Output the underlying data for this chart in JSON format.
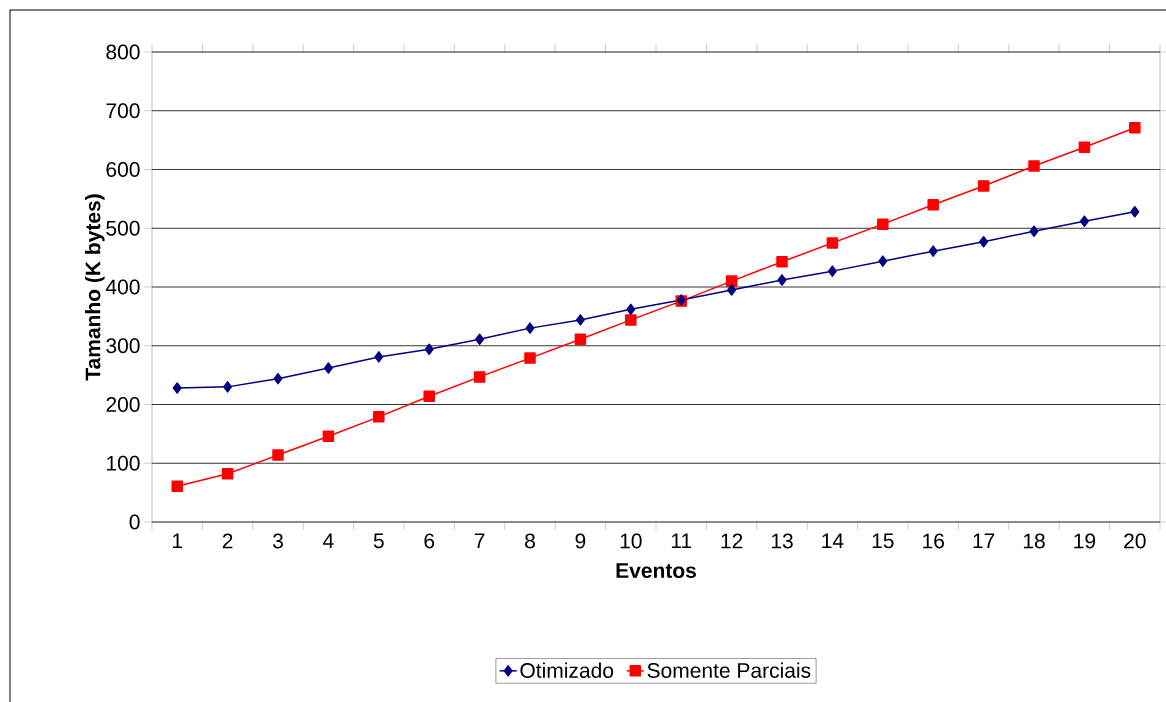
{
  "chart_data": {
    "type": "line",
    "xlabel": "Eventos",
    "ylabel": "Tamanho (K bytes)",
    "categories": [
      "1",
      "2",
      "3",
      "4",
      "5",
      "6",
      "7",
      "8",
      "9",
      "10",
      "11",
      "12",
      "13",
      "14",
      "15",
      "16",
      "17",
      "18",
      "19",
      "20"
    ],
    "series": [
      {
        "name": "Otimizado",
        "color": "#000080",
        "marker": "diamond",
        "values": [
          228,
          230,
          244,
          262,
          281,
          294,
          311,
          330,
          344,
          362,
          378,
          395,
          412,
          427,
          444,
          461,
          477,
          495,
          512,
          528
        ]
      },
      {
        "name": "Somente Parciais",
        "color": "#ff0000",
        "marker": "square",
        "values": [
          61,
          82,
          114,
          146,
          179,
          214,
          247,
          279,
          311,
          344,
          376,
          410,
          443,
          475,
          507,
          540,
          572,
          606,
          638,
          671
        ]
      }
    ],
    "ylim": [
      0,
      800
    ],
    "yticks": [
      0,
      100,
      200,
      300,
      400,
      500,
      600,
      700,
      800
    ],
    "grid": "y",
    "legend": "bottom"
  }
}
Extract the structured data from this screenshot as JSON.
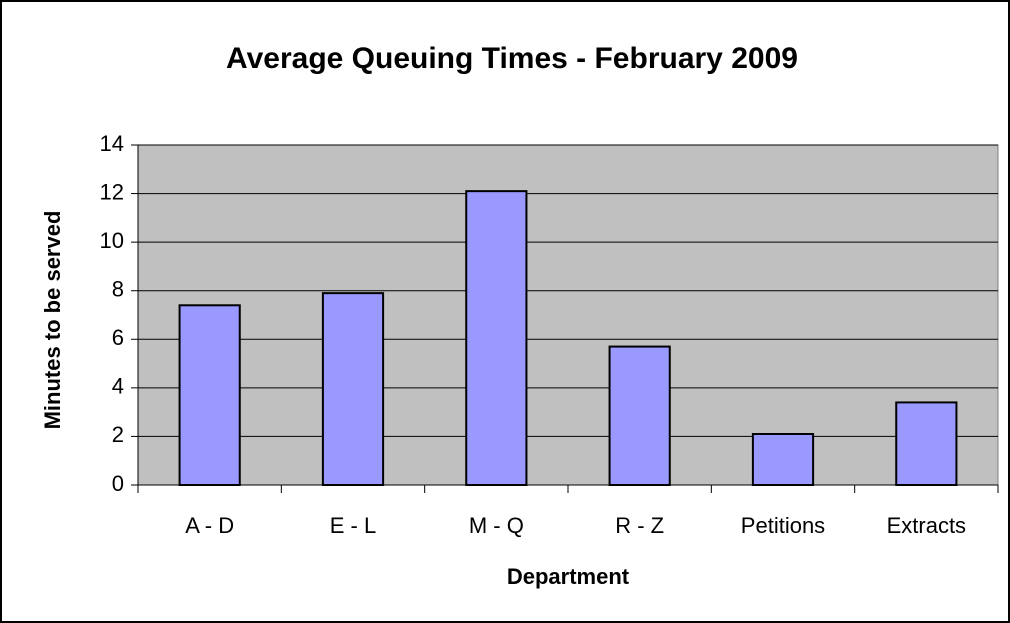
{
  "chart_data": {
    "type": "bar",
    "title": "Average Queuing Times - February 2009",
    "x_label": "Department",
    "y_label": "Minutes to be served",
    "categories": [
      "A - D",
      "E - L",
      "M - Q",
      "R - Z",
      "Petitions",
      "Extracts"
    ],
    "values": [
      7.4,
      7.9,
      12.1,
      5.7,
      2.1,
      3.4
    ],
    "color": "#9999ff",
    "ylim": [
      0,
      14
    ],
    "yticks": [
      0,
      2,
      4,
      6,
      8,
      10,
      12,
      14
    ],
    "grid": true
  }
}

##############################

» **Request**
Without the pictures, retype exactly the lines from the one that holds "Extract the structured" to the last line of the data above, both of them included.

» **Result of the exercise**
Extract the structured data from this screenshot as JSON.
{
  "chart_data": {
    "type": "bar",
    "title": "Average Queuing Times - February 2009",
    "x_label": "Department",
    "y_label": "Minutes to be served",
    "categories": [
      "A - D",
      "E - L",
      "M - Q",
      "R - Z",
      "Petitions",
      "Extracts"
    ],
    "values": [
      7.4,
      7.9,
      12.1,
      5.7,
      2.1,
      3.4
    ],
    "color": "#9999ff",
    "ylim": [
      0,
      14
    ],
    "yticks": [
      0,
      2,
      4,
      6,
      8,
      10,
      12,
      14
    ],
    "grid": true
  }
}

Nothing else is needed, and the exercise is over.